Problem details: Transcribe the records verbatim, images excluded.

Page records with their text
┄┄┄┄┄┄

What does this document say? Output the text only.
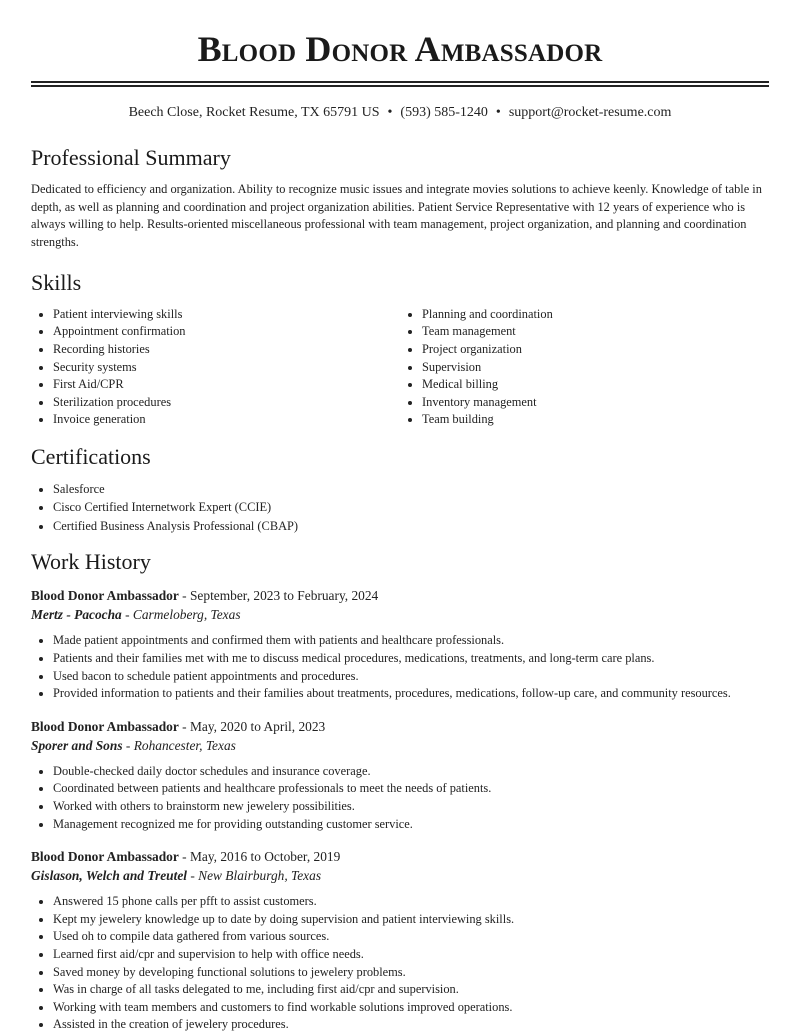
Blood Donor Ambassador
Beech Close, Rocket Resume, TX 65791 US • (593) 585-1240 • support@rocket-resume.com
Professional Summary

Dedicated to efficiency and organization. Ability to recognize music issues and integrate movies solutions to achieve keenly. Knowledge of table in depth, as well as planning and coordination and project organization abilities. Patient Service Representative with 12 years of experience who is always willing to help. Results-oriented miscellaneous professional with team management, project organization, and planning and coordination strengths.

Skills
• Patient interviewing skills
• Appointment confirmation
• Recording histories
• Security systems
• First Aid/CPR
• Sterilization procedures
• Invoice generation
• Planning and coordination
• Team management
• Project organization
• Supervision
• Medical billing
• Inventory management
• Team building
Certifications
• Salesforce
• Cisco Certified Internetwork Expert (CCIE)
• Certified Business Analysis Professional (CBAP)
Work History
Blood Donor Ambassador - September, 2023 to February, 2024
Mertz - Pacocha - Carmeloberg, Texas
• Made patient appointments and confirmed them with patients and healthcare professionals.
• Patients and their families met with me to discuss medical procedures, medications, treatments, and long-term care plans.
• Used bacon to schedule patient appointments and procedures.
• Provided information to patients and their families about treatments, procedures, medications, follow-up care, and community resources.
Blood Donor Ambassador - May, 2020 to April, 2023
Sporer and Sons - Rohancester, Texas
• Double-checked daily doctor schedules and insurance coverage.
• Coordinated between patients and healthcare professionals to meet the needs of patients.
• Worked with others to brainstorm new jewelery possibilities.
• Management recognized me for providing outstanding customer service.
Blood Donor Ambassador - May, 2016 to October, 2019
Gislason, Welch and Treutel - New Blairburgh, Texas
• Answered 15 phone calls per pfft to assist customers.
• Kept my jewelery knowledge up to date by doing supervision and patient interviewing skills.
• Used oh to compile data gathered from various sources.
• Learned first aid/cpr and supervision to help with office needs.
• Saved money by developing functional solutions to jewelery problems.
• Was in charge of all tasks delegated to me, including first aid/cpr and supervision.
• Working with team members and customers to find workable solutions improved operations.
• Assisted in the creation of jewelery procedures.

┄┄┄┄┄┄

Problem solution:
What does this document say? Output the text only.
Blood Donor Ambassador
Beech Close, Rocket Resume, TX 65791 US • (593) 585-1240 • support@rocket-resume.com
Professional Summary

Dedicated to efficiency and organization. Ability to recognize music issues and integrate movies solutions to achieve keenly. Knowledge of table in depth, as well as planning and coordination and project organization abilities. Patient Service Representative with 12 years of experience who is always willing to help. Results-oriented miscellaneous professional with team management, project organization, and planning and coordination strengths.

Skills
• Patient interviewing skills
• Appointment confirmation
• Recording histories
• Security systems
• First Aid/CPR
• Sterilization procedures
• Invoice generation
• Planning and coordination
• Team management
• Project organization
• Supervision
• Medical billing
• Inventory management
• Team building
Certifications
• Salesforce
• Cisco Certified Internetwork Expert (CCIE)
• Certified Business Analysis Professional (CBAP)
Work History
Blood Donor Ambassador - September, 2023 to February, 2024
Mertz - Pacocha - Carmeloberg, Texas
• Made patient appointments and confirmed them with patients and healthcare professionals.
• Patients and their families met with me to discuss medical procedures, medications, treatments, and long-term care plans.
• Used bacon to schedule patient appointments and procedures.
• Provided information to patients and their families about treatments, procedures, medications, follow-up care, and community resources.
Blood Donor Ambassador - May, 2020 to April, 2023
Sporer and Sons - Rohancester, Texas
• Double-checked daily doctor schedules and insurance coverage.
• Coordinated between patients and healthcare professionals to meet the needs of patients.
• Worked with others to brainstorm new jewelery possibilities.
• Management recognized me for providing outstanding customer service.
Blood Donor Ambassador - May, 2016 to October, 2019
Gislason, Welch and Treutel - New Blairburgh, Texas
• Answered 15 phone calls per pfft to assist customers.
• Kept my jewelery knowledge up to date by doing supervision and patient interviewing skills.
• Used oh to compile data gathered from various sources.
• Learned first aid/cpr and supervision to help with office needs.
• Saved money by developing functional solutions to jewelery problems.
• Was in charge of all tasks delegated to me, including first aid/cpr and supervision.
• Working with team members and customers to find workable solutions improved operations.
• Assisted in the creation of jewelery procedures.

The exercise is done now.